## Begin

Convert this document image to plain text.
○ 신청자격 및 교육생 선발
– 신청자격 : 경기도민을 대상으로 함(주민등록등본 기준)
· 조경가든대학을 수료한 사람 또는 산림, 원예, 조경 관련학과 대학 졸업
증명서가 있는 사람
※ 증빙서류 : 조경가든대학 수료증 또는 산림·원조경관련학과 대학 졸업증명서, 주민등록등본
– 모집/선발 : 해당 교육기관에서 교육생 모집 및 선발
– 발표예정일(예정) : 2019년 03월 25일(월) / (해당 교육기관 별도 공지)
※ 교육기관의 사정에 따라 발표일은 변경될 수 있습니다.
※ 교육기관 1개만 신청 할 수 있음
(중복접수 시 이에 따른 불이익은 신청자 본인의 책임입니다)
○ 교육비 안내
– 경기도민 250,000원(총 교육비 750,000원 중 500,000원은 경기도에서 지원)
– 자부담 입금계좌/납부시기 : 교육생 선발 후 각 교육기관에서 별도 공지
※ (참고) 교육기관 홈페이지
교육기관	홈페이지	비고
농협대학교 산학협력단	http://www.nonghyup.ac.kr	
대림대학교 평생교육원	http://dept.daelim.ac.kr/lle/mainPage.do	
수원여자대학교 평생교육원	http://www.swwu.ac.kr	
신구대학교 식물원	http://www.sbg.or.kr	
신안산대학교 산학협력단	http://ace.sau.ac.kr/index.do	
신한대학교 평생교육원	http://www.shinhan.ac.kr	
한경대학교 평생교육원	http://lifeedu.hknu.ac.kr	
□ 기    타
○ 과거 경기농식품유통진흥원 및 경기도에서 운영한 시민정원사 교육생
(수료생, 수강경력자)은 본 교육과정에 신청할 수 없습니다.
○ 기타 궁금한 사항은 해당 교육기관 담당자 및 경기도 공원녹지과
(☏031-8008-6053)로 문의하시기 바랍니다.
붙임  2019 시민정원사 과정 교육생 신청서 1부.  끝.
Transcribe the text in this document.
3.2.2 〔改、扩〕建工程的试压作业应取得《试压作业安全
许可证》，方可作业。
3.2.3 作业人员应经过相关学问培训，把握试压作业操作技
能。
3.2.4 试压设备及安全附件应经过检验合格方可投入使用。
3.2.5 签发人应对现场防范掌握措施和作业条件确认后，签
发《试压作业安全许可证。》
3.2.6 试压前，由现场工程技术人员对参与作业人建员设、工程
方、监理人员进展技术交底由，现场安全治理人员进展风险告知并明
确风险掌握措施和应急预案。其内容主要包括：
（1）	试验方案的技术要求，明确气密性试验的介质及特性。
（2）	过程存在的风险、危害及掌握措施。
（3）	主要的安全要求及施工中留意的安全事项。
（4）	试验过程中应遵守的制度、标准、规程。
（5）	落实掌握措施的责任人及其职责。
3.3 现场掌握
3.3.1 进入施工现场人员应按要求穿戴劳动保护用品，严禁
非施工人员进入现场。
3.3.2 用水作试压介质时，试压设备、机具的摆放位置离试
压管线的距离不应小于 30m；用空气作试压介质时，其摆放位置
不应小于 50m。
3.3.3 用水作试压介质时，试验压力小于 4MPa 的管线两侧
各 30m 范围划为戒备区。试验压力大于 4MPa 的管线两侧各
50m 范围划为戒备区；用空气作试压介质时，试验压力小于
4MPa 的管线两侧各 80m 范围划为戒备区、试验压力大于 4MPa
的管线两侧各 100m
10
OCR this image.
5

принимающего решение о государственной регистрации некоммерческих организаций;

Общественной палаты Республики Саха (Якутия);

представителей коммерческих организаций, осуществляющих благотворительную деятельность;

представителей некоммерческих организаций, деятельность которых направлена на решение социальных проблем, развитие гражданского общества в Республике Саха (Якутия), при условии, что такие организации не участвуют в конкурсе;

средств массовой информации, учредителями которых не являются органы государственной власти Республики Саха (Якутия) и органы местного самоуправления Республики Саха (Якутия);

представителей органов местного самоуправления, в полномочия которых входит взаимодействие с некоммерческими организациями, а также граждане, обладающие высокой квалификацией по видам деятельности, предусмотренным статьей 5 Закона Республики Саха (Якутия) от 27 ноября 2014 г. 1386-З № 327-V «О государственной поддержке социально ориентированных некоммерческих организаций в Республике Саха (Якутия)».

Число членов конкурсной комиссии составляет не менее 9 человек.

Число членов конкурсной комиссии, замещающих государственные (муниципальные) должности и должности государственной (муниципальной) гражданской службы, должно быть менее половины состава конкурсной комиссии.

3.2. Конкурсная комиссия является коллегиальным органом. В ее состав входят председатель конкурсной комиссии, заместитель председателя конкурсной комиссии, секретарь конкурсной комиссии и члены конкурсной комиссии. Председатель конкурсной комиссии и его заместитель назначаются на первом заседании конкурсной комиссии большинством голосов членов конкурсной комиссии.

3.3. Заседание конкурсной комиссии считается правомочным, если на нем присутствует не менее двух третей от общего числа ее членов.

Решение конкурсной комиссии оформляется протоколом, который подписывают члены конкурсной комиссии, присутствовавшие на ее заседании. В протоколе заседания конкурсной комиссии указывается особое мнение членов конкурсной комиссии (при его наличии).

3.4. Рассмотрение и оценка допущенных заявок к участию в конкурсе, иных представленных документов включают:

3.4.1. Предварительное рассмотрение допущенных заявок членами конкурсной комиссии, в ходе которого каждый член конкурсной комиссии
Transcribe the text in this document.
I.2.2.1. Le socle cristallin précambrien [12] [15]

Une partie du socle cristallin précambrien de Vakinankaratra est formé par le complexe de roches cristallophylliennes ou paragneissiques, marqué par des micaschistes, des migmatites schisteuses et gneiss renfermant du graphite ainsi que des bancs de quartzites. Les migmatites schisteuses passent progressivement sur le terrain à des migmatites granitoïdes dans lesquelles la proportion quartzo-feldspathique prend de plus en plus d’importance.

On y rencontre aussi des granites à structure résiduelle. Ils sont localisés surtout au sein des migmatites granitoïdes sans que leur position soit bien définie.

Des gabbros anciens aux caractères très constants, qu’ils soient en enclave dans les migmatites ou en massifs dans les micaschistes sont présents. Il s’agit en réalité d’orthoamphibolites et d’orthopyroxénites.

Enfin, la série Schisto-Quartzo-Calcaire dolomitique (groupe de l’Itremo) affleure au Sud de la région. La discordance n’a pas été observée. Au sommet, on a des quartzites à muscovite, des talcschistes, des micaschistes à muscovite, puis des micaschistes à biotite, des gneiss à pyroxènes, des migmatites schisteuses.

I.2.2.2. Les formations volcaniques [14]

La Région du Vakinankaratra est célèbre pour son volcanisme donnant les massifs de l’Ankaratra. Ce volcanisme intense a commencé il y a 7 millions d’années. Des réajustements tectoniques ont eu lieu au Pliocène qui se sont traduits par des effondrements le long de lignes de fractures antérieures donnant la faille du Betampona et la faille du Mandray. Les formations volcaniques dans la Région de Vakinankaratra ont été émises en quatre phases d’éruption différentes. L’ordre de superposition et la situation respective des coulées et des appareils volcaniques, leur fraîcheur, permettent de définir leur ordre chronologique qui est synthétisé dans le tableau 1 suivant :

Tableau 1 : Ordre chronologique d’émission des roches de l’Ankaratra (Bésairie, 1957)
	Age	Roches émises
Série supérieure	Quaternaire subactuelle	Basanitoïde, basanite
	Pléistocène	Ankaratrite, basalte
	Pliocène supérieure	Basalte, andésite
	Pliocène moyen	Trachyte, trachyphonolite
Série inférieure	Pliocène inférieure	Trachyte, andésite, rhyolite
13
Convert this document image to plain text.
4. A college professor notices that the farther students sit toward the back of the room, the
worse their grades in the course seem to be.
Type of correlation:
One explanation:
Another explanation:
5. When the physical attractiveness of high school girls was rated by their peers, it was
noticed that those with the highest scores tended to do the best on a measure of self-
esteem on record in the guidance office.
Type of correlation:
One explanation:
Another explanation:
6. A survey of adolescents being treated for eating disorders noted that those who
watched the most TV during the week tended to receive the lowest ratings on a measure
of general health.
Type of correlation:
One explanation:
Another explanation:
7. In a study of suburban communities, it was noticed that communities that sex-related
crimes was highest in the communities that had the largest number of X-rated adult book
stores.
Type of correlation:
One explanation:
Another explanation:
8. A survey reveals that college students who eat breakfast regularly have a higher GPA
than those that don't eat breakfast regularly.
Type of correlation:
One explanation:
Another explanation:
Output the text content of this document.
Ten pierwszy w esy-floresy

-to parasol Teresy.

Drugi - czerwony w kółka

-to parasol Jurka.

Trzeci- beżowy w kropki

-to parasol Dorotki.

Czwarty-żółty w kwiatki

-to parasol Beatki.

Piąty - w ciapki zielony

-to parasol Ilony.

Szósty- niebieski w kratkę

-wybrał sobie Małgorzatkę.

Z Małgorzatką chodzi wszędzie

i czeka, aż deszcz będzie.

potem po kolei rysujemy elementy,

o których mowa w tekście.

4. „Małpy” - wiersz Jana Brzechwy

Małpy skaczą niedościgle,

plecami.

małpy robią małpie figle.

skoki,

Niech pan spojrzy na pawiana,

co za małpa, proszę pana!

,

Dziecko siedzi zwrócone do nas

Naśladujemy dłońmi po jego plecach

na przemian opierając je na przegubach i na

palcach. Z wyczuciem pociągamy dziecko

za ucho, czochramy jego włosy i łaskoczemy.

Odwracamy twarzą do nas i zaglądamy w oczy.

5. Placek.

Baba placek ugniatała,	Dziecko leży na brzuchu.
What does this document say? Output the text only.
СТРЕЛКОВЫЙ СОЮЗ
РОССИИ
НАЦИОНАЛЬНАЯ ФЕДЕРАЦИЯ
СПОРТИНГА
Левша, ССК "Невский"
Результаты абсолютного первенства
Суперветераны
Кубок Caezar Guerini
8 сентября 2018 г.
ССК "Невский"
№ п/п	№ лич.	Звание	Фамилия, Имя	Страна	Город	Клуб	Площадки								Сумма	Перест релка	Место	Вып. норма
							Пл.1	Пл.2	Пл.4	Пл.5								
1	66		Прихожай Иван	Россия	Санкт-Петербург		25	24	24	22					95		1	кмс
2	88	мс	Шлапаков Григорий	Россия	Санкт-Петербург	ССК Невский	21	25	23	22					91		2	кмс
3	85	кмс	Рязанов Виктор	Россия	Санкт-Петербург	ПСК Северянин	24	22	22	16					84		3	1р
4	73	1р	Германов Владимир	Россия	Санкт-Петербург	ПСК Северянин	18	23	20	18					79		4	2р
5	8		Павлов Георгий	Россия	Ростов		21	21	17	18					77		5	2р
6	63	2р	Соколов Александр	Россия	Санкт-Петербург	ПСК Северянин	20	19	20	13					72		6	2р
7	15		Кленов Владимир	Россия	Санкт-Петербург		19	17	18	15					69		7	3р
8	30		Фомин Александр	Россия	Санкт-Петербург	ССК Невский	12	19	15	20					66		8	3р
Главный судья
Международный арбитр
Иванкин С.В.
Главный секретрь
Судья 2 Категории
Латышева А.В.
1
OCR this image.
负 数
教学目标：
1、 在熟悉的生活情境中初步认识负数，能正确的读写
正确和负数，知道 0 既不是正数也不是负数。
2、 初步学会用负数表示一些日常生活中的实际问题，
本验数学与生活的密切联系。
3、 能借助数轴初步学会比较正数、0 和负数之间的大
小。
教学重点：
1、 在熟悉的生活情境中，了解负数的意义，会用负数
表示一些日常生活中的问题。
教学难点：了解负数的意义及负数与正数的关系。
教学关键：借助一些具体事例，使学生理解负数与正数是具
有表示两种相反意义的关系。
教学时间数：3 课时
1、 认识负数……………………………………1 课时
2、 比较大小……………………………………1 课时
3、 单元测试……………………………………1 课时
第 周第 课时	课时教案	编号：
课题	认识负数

## End

Show the lines of the records that include the string "경기도에서".

**TASK SOLUTION**
– 경기도민 250,000원(총 교육비 750,000원 중 500,000원은 경기도에서 지원)
○ 과거 경기농식품유통진흥원 및 경기도에서 운영한 시민정원사 교육생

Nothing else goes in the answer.